## What is expected
Extract all of the entries and set them down verbatim.

## Data section
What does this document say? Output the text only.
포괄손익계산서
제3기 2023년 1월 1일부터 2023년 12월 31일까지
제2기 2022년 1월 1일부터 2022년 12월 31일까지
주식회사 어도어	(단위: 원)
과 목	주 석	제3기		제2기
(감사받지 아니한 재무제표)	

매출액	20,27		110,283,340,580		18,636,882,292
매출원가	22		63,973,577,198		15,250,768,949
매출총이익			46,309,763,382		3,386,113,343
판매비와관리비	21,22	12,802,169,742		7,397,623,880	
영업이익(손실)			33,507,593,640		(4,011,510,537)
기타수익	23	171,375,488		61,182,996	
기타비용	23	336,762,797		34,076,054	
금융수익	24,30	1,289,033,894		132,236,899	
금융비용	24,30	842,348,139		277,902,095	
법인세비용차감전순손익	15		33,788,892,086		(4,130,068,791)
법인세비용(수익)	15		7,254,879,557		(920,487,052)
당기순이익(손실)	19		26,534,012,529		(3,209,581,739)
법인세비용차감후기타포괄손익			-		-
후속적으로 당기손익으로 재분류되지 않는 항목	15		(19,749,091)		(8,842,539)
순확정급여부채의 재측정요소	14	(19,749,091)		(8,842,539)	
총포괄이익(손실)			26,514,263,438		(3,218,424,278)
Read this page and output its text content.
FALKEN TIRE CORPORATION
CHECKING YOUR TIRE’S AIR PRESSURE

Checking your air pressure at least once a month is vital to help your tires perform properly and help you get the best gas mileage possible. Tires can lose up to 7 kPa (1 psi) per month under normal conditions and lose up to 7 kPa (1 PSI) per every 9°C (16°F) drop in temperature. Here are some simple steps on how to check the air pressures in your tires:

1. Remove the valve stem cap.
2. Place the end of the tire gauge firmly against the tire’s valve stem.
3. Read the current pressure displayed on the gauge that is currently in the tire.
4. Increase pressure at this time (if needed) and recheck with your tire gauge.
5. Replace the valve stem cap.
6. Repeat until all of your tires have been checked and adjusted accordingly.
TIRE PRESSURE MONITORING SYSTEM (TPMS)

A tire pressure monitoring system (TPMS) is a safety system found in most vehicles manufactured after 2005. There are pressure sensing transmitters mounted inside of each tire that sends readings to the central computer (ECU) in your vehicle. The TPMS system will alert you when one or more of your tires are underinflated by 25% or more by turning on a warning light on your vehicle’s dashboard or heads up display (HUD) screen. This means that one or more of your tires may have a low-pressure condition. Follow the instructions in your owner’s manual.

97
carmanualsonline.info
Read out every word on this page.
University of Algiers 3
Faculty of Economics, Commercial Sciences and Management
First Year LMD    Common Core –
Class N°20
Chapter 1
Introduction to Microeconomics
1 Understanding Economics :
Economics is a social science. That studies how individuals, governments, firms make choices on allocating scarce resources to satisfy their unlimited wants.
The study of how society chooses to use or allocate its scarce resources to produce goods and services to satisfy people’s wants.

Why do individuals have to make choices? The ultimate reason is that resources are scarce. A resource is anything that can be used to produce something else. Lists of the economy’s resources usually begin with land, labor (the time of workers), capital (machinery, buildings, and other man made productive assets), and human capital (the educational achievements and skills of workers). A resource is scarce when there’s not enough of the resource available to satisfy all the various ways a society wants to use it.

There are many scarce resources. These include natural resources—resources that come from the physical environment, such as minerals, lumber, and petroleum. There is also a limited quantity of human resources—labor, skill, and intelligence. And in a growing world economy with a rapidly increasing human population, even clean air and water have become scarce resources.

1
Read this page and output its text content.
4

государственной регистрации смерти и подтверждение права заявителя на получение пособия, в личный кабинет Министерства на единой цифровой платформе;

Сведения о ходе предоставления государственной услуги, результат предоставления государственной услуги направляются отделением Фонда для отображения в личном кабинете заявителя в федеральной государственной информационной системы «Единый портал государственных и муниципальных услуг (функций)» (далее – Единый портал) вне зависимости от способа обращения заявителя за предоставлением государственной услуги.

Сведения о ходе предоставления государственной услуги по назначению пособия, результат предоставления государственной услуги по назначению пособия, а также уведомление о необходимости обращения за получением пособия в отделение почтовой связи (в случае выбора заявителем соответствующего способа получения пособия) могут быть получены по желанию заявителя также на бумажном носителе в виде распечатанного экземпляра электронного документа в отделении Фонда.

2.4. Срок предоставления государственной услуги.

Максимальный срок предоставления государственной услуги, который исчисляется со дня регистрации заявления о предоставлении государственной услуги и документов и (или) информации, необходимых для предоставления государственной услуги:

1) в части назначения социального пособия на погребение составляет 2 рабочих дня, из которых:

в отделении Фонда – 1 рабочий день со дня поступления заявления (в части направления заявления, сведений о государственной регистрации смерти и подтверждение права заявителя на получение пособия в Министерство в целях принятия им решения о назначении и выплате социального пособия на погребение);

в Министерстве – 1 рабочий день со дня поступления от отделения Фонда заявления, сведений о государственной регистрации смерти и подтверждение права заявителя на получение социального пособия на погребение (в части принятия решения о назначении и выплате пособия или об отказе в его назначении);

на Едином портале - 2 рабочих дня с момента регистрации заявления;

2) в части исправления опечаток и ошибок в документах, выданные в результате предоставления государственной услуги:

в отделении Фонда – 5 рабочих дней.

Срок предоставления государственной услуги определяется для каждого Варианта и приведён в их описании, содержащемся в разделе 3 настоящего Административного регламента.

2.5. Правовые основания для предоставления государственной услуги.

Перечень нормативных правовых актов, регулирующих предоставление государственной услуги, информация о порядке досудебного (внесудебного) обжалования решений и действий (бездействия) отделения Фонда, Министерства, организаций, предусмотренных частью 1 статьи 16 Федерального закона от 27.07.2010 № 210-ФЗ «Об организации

## Task result
What does this document say? Output the text only.
포괄손익계산서
제3기 2023년 1월 1일부터 2023년 12월 31일까지
제2기 2022년 1월 1일부터 2022년 12월 31일까지
주식회사 어도어	(단위: 원)
과 목	주 석	제3기		제2기
(감사받지 아니한 재무제표)	

매출액	20,27		110,283,340,580		18,636,882,292
매출원가	22		63,973,577,198		15,250,768,949
매출총이익			46,309,763,382		3,386,113,343
판매비와관리비	21,22	12,802,169,742		7,397,623,880	
영업이익(손실)			33,507,593,640		(4,011,510,537)
기타수익	23	171,375,488		61,182,996	
기타비용	23	336,762,797		34,076,054	
금융수익	24,30	1,289,033,894		132,236,899	
금융비용	24,30	842,348,139		277,902,095	
법인세비용차감전순손익	15		33,788,892,086		(4,130,068,791)
법인세비용(수익)	15		7,254,879,557		(920,487,052)
당기순이익(손실)	19		26,534,012,529		(3,209,581,739)
법인세비용차감후기타포괄손익			-		-
후속적으로 당기손익으로 재분류되지 않는 항목	15		(19,749,091)		(8,842,539)
순확정급여부채의 재측정요소	14	(19,749,091)		(8,842,539)	
총포괄이익(손실)			26,514,263,438		(3,218,424,278)
Read this page and output its text content.
FALKEN TIRE CORPORATION
CHECKING YOUR TIRE’S AIR PRESSURE

Checking your air pressure at least once a month is vital to help your tires perform properly and help you get the best gas mileage possible. Tires can lose up to 7 kPa (1 psi) per month under normal conditions and lose up to 7 kPa (1 PSI) per every 9°C (16°F) drop in temperature. Here are some simple steps on how to check the air pressures in your tires:

1. Remove the valve stem cap.
2. Place the end of the tire gauge firmly against the tire’s valve stem.
3. Read the current pressure displayed on the gauge that is currently in the tire.
4. Increase pressure at this time (if needed) and recheck with your tire gauge.
5. Replace the valve stem cap.
6. Repeat until all of your tires have been checked and adjusted accordingly.
TIRE PRESSURE MONITORING SYSTEM (TPMS)

A tire pressure monitoring system (TPMS) is a safety system found in most vehicles manufactured after 2005. There are pressure sensing transmitters mounted inside of each tire that sends readings to the central computer (ECU) in your vehicle. The TPMS system will alert you when one or more of your tires are underinflated by 25% or more by turning on a warning light on your vehicle’s dashboard or heads up display (HUD) screen. This means that one or more of your tires may have a low-pressure condition. Follow the instructions in your owner’s manual.

97
carmanualsonline.info
Read out every word on this page.
University of Algiers 3
Faculty of Economics, Commercial Sciences and Management
First Year LMD    Common Core –
Class N°20
Chapter 1
Introduction to Microeconomics
1 Understanding Economics :
Economics is a social science. That studies how individuals, governments, firms make choices on allocating scarce resources to satisfy their unlimited wants.
The study of how society chooses to use or allocate its scarce resources to produce goods and services to satisfy people’s wants.

Why do individuals have to make choices? The ultimate reason is that resources are scarce. A resource is anything that can be used to produce something else. Lists of the economy’s resources usually begin with land, labor (the time of workers), capital (machinery, buildings, and other man made productive assets), and human capital (the educational achievements and skills of workers). A resource is scarce when there’s not enough of the resource available to satisfy all the various ways a society wants to use it.

There are many scarce resources. These include natural resources—resources that come from the physical environment, such as minerals, lumber, and petroleum. There is also a limited quantity of human resources—labor, skill, and intelligence. And in a growing world economy with a rapidly increasing human population, even clean air and water have become scarce resources.

1
Read this page and output its text content.
4

государственной регистрации смерти и подтверждение права заявителя на получение пособия, в личный кабинет Министерства на единой цифровой платформе;

Сведения о ходе предоставления государственной услуги, результат предоставления государственной услуги направляются отделением Фонда для отображения в личном кабинете заявителя в федеральной государственной информационной системы «Единый портал государственных и муниципальных услуг (функций)» (далее – Единый портал) вне зависимости от способа обращения заявителя за предоставлением государственной услуги.

Сведения о ходе предоставления государственной услуги по назначению пособия, результат предоставления государственной услуги по назначению пособия, а также уведомление о необходимости обращения за получением пособия в отделение почтовой связи (в случае выбора заявителем соответствующего способа получения пособия) могут быть получены по желанию заявителя также на бумажном носителе в виде распечатанного экземпляра электронного документа в отделении Фонда.

2.4. Срок предоставления государственной услуги.

Максимальный срок предоставления государственной услуги, который исчисляется со дня регистрации заявления о предоставлении государственной услуги и документов и (или) информации, необходимых для предоставления государственной услуги:

1) в части назначения социального пособия на погребение составляет 2 рабочих дня, из которых:

в отделении Фонда – 1 рабочий день со дня поступления заявления (в части направления заявления, сведений о государственной регистрации смерти и подтверждение права заявителя на получение пособия в Министерство в целях принятия им решения о назначении и выплате социального пособия на погребение);

в Министерстве – 1 рабочий день со дня поступления от отделения Фонда заявления, сведений о государственной регистрации смерти и подтверждение права заявителя на получение социального пособия на погребение (в части принятия решения о назначении и выплате пособия или об отказе в его назначении);

на Едином портале - 2 рабочих дня с момента регистрации заявления;

2) в части исправления опечаток и ошибок в документах, выданные в результате предоставления государственной услуги:

в отделении Фонда – 5 рабочих дней.

Срок предоставления государственной услуги определяется для каждого Варианта и приведён в их описании, содержащемся в разделе 3 настоящего Административного регламента.

2.5. Правовые основания для предоставления государственной услуги.

Перечень нормативных правовых актов, регулирующих предоставление государственной услуги, информация о порядке досудебного (внесудебного) обжалования решений и действий (бездействия) отделения Фонда, Министерства, организаций, предусмотренных частью 1 статьи 16 Федерального закона от 27.07.2010 № 210-ФЗ «Об организации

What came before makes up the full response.